**The request**
Of the lines in this listing, how many contain the word "Republic"? Give the number and nothing else.

-- begin Information provided --

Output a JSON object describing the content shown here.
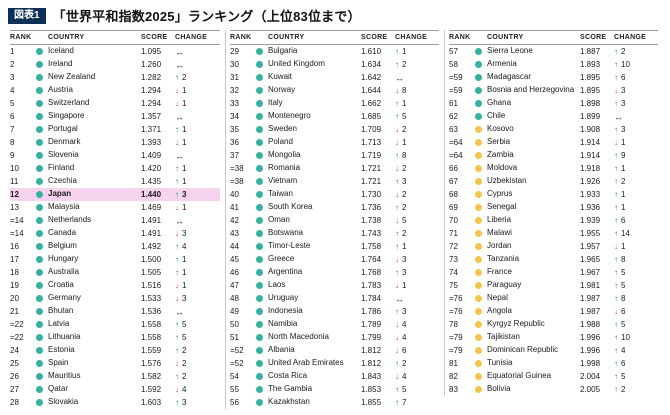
{
  "header": {
    "tag": "図表1",
    "title": "「世界平和指数2025」ランキング（上位83位まで）"
  },
  "columns": [
    "RANK",
    "COUNTRY",
    "SCORE",
    "CHANGE"
  ],
  "colors": {
    "tag_bg": "#0e3057",
    "highlight_row": "#f6d4ef",
    "tier_high": "#35b1a0",
    "tier_medium": "#f2c64b",
    "up": "#00953b",
    "down": "#e8382f",
    "same": "#333333"
  },
  "chart_data": {
    "type": "table",
    "title": "「世界平和指数2025」ランキング（上位83位まで）",
    "columns": [
      "RANK",
      "COUNTRY",
      "SCORE",
      "CHANGE"
    ]
  },
  "tables": [
    {
      "rows": [
        {
          "rank": "1",
          "country": "Iceland",
          "score": "1.095",
          "dir": "same",
          "delta": "",
          "tier": "high"
        },
        {
          "rank": "2",
          "country": "Ireland",
          "score": "1.260",
          "dir": "same",
          "delta": "",
          "tier": "high"
        },
        {
          "rank": "3",
          "country": "New Zealand",
          "score": "1.282",
          "dir": "up",
          "delta": "2",
          "tier": "high"
        },
        {
          "rank": "4",
          "country": "Austria",
          "score": "1.294",
          "dir": "down",
          "delta": "1",
          "tier": "high"
        },
        {
          "rank": "5",
          "country": "Switzerland",
          "score": "1.294",
          "dir": "down",
          "delta": "1",
          "tier": "high"
        },
        {
          "rank": "6",
          "country": "Singapore",
          "score": "1.357",
          "dir": "same",
          "delta": "",
          "tier": "high"
        },
        {
          "rank": "7",
          "country": "Portugal",
          "score": "1.371",
          "dir": "up",
          "delta": "1",
          "tier": "high"
        },
        {
          "rank": "8",
          "country": "Denmark",
          "score": "1.393",
          "dir": "down",
          "delta": "1",
          "tier": "high"
        },
        {
          "rank": "9",
          "country": "Slovenia",
          "score": "1.409",
          "dir": "same",
          "delta": "",
          "tier": "high"
        },
        {
          "rank": "10",
          "country": "Finland",
          "score": "1.420",
          "dir": "up",
          "delta": "1",
          "tier": "high"
        },
        {
          "rank": "11",
          "country": "Czechia",
          "score": "1.435",
          "dir": "up",
          "delta": "1",
          "tier": "high"
        },
        {
          "rank": "12",
          "country": "Japan",
          "score": "1.440",
          "dir": "up",
          "delta": "3",
          "tier": "high",
          "highlight": true
        },
        {
          "rank": "13",
          "country": "Malaysia",
          "score": "1.469",
          "dir": "down",
          "delta": "1",
          "tier": "high"
        },
        {
          "rank": "=14",
          "country": "Netherlands",
          "score": "1.491",
          "dir": "same",
          "delta": "",
          "tier": "high"
        },
        {
          "rank": "=14",
          "country": "Canada",
          "score": "1.491",
          "dir": "down",
          "delta": "3",
          "tier": "high"
        },
        {
          "rank": "16",
          "country": "Belgium",
          "score": "1.492",
          "dir": "up",
          "delta": "4",
          "tier": "high"
        },
        {
          "rank": "17",
          "country": "Hungary",
          "score": "1.500",
          "dir": "up",
          "delta": "1",
          "tier": "high"
        },
        {
          "rank": "18",
          "country": "Australia",
          "score": "1.505",
          "dir": "up",
          "delta": "1",
          "tier": "high"
        },
        {
          "rank": "19",
          "country": "Croatia",
          "score": "1.516",
          "dir": "down",
          "delta": "1",
          "tier": "high"
        },
        {
          "rank": "20",
          "country": "Germany",
          "score": "1.533",
          "dir": "down",
          "delta": "3",
          "tier": "high"
        },
        {
          "rank": "21",
          "country": "Bhutan",
          "score": "1.536",
          "dir": "same",
          "delta": "",
          "tier": "high"
        },
        {
          "rank": "=22",
          "country": "Latvia",
          "score": "1.558",
          "dir": "up",
          "delta": "5",
          "tier": "high"
        },
        {
          "rank": "=22",
          "country": "Lithuania",
          "score": "1.558",
          "dir": "up",
          "delta": "5",
          "tier": "high"
        },
        {
          "rank": "24",
          "country": "Estonia",
          "score": "1.559",
          "dir": "up",
          "delta": "2",
          "tier": "high"
        },
        {
          "rank": "25",
          "country": "Spain",
          "score": "1.576",
          "dir": "down",
          "delta": "2",
          "tier": "high"
        },
        {
          "rank": "26",
          "country": "Mauritius",
          "score": "1.582",
          "dir": "up",
          "delta": "2",
          "tier": "high"
        },
        {
          "rank": "27",
          "country": "Qatar",
          "score": "1.592",
          "dir": "down",
          "delta": "4",
          "tier": "high"
        },
        {
          "rank": "28",
          "country": "Slovakia",
          "score": "1.603",
          "dir": "up",
          "delta": "3",
          "tier": "high"
        }
      ]
    },
    {
      "rows": [
        {
          "rank": "29",
          "country": "Bulgaria",
          "score": "1.610",
          "dir": "up",
          "delta": "1",
          "tier": "high"
        },
        {
          "rank": "30",
          "country": "United Kingdom",
          "score": "1.634",
          "dir": "up",
          "delta": "2",
          "tier": "high"
        },
        {
          "rank": "31",
          "country": "Kuwait",
          "score": "1.642",
          "dir": "same",
          "delta": "",
          "tier": "high"
        },
        {
          "rank": "32",
          "country": "Norway",
          "score": "1.644",
          "dir": "down",
          "delta": "8",
          "tier": "high"
        },
        {
          "rank": "33",
          "country": "Italy",
          "score": "1.662",
          "dir": "up",
          "delta": "1",
          "tier": "high"
        },
        {
          "rank": "34",
          "country": "Montenegro",
          "score": "1.685",
          "dir": "up",
          "delta": "5",
          "tier": "high"
        },
        {
          "rank": "35",
          "country": "Sweden",
          "score": "1.709",
          "dir": "down",
          "delta": "2",
          "tier": "high"
        },
        {
          "rank": "36",
          "country": "Poland",
          "score": "1.713",
          "dir": "down",
          "delta": "1",
          "tier": "high"
        },
        {
          "rank": "37",
          "country": "Mongolia",
          "score": "1.719",
          "dir": "up",
          "delta": "8",
          "tier": "high"
        },
        {
          "rank": "=38",
          "country": "Romania",
          "score": "1.721",
          "dir": "down",
          "delta": "2",
          "tier": "high"
        },
        {
          "rank": "=38",
          "country": "Vietnam",
          "score": "1.721",
          "dir": "up",
          "delta": "3",
          "tier": "high"
        },
        {
          "rank": "40",
          "country": "Taiwan",
          "score": "1.730",
          "dir": "down",
          "delta": "2",
          "tier": "high"
        },
        {
          "rank": "41",
          "country": "South Korea",
          "score": "1.736",
          "dir": "up",
          "delta": "2",
          "tier": "high"
        },
        {
          "rank": "42",
          "country": "Oman",
          "score": "1.738",
          "dir": "down",
          "delta": "5",
          "tier": "high"
        },
        {
          "rank": "43",
          "country": "Botswana",
          "score": "1.743",
          "dir": "up",
          "delta": "2",
          "tier": "high"
        },
        {
          "rank": "44",
          "country": "Timor-Leste",
          "score": "1.758",
          "dir": "up",
          "delta": "1",
          "tier": "high"
        },
        {
          "rank": "45",
          "country": "Greece",
          "score": "1.764",
          "dir": "down",
          "delta": "3",
          "tier": "high"
        },
        {
          "rank": "46",
          "country": "Argentina",
          "score": "1.768",
          "dir": "up",
          "delta": "3",
          "tier": "high"
        },
        {
          "rank": "47",
          "country": "Laos",
          "score": "1.783",
          "dir": "down",
          "delta": "1",
          "tier": "high"
        },
        {
          "rank": "48",
          "country": "Uruguay",
          "score": "1.784",
          "dir": "same",
          "delta": "",
          "tier": "high"
        },
        {
          "rank": "49",
          "country": "Indonesia",
          "score": "1.786",
          "dir": "up",
          "delta": "3",
          "tier": "high"
        },
        {
          "rank": "50",
          "country": "Namibia",
          "score": "1.789",
          "dir": "down",
          "delta": "4",
          "tier": "high"
        },
        {
          "rank": "51",
          "country": "North Macedonia",
          "score": "1.799",
          "dir": "down",
          "delta": "4",
          "tier": "high"
        },
        {
          "rank": "=52",
          "country": "Albania",
          "score": "1.812",
          "dir": "down",
          "delta": "6",
          "tier": "high"
        },
        {
          "rank": "=52",
          "country": "United Arab Emirates",
          "score": "1.812",
          "dir": "up",
          "delta": "2",
          "tier": "high"
        },
        {
          "rank": "54",
          "country": "Costa Rica",
          "score": "1.843",
          "dir": "down",
          "delta": "4",
          "tier": "high"
        },
        {
          "rank": "55",
          "country": "The Gambia",
          "score": "1.853",
          "dir": "up",
          "delta": "5",
          "tier": "high"
        },
        {
          "rank": "56",
          "country": "Kazakhstan",
          "score": "1.855",
          "dir": "up",
          "delta": "7",
          "tier": "high"
        }
      ]
    },
    {
      "rows": [
        {
          "rank": "57",
          "country": "Sierra Leone",
          "score": "1.887",
          "dir": "up",
          "delta": "2",
          "tier": "high"
        },
        {
          "rank": "58",
          "country": "Armenia",
          "score": "1.893",
          "dir": "up",
          "delta": "10",
          "tier": "high"
        },
        {
          "rank": "=59",
          "country": "Madagascar",
          "score": "1.895",
          "dir": "up",
          "delta": "6",
          "tier": "high"
        },
        {
          "rank": "=59",
          "country": "Bosnia and Herzegovina",
          "score": "1.895",
          "dir": "down",
          "delta": "3",
          "tier": "high"
        },
        {
          "rank": "61",
          "country": "Ghana",
          "score": "1.898",
          "dir": "up",
          "delta": "3",
          "tier": "high"
        },
        {
          "rank": "62",
          "country": "Chile",
          "score": "1.899",
          "dir": "same",
          "delta": "",
          "tier": "high"
        },
        {
          "rank": "63",
          "country": "Kosovo",
          "score": "1.908",
          "dir": "up",
          "delta": "3",
          "tier": "medium"
        },
        {
          "rank": "=64",
          "country": "Serbia",
          "score": "1.914",
          "dir": "down",
          "delta": "1",
          "tier": "medium"
        },
        {
          "rank": "=64",
          "country": "Zambia",
          "score": "1.914",
          "dir": "up",
          "delta": "9",
          "tier": "medium"
        },
        {
          "rank": "66",
          "country": "Moldova",
          "score": "1.918",
          "dir": "up",
          "delta": "1",
          "tier": "medium"
        },
        {
          "rank": "67",
          "country": "Uzbekistan",
          "score": "1.926",
          "dir": "up",
          "delta": "2",
          "tier": "medium"
        },
        {
          "rank": "68",
          "country": "Cyprus",
          "score": "1.933",
          "dir": "up",
          "delta": "1",
          "tier": "medium"
        },
        {
          "rank": "69",
          "country": "Senegal",
          "score": "1.936",
          "dir": "up",
          "delta": "1",
          "tier": "medium"
        },
        {
          "rank": "70",
          "country": "Liberia",
          "score": "1.939",
          "dir": "up",
          "delta": "6",
          "tier": "medium"
        },
        {
          "rank": "71",
          "country": "Malawi",
          "score": "1.955",
          "dir": "up",
          "delta": "14",
          "tier": "medium"
        },
        {
          "rank": "72",
          "country": "Jordan",
          "score": "1.957",
          "dir": "down",
          "delta": "1",
          "tier": "medium"
        },
        {
          "rank": "73",
          "country": "Tanzania",
          "score": "1.965",
          "dir": "up",
          "delta": "8",
          "tier": "medium"
        },
        {
          "rank": "74",
          "country": "France",
          "score": "1.967",
          "dir": "up",
          "delta": "5",
          "tier": "medium"
        },
        {
          "rank": "75",
          "country": "Paraguay",
          "score": "1.981",
          "dir": "up",
          "delta": "5",
          "tier": "medium"
        },
        {
          "rank": "=76",
          "country": "Nepal",
          "score": "1.987",
          "dir": "up",
          "delta": "8",
          "tier": "medium"
        },
        {
          "rank": "=76",
          "country": "Angola",
          "score": "1.987",
          "dir": "down",
          "delta": "6",
          "tier": "medium"
        },
        {
          "rank": "78",
          "country": "Kyrgyz Republic",
          "score": "1.988",
          "dir": "up",
          "delta": "5",
          "tier": "medium"
        },
        {
          "rank": "=79",
          "country": "Tajikistan",
          "score": "1.996",
          "dir": "up",
          "delta": "10",
          "tier": "medium"
        },
        {
          "rank": "=79",
          "country": "Dominican Republic",
          "score": "1.996",
          "dir": "up",
          "delta": "4",
          "tier": "medium"
        },
        {
          "rank": "81",
          "country": "Tunisia",
          "score": "1.998",
          "dir": "up",
          "delta": "6",
          "tier": "medium"
        },
        {
          "rank": "82",
          "country": "Equatorial Guinea",
          "score": "2.004",
          "dir": "up",
          "delta": "5",
          "tier": "medium"
        },
        {
          "rank": "83",
          "country": "Bolivia",
          "score": "2.005",
          "dir": "up",
          "delta": "2",
          "tier": "medium"
        }
      ]
    }
  ]
}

-- end Information provided --

**Task response**
2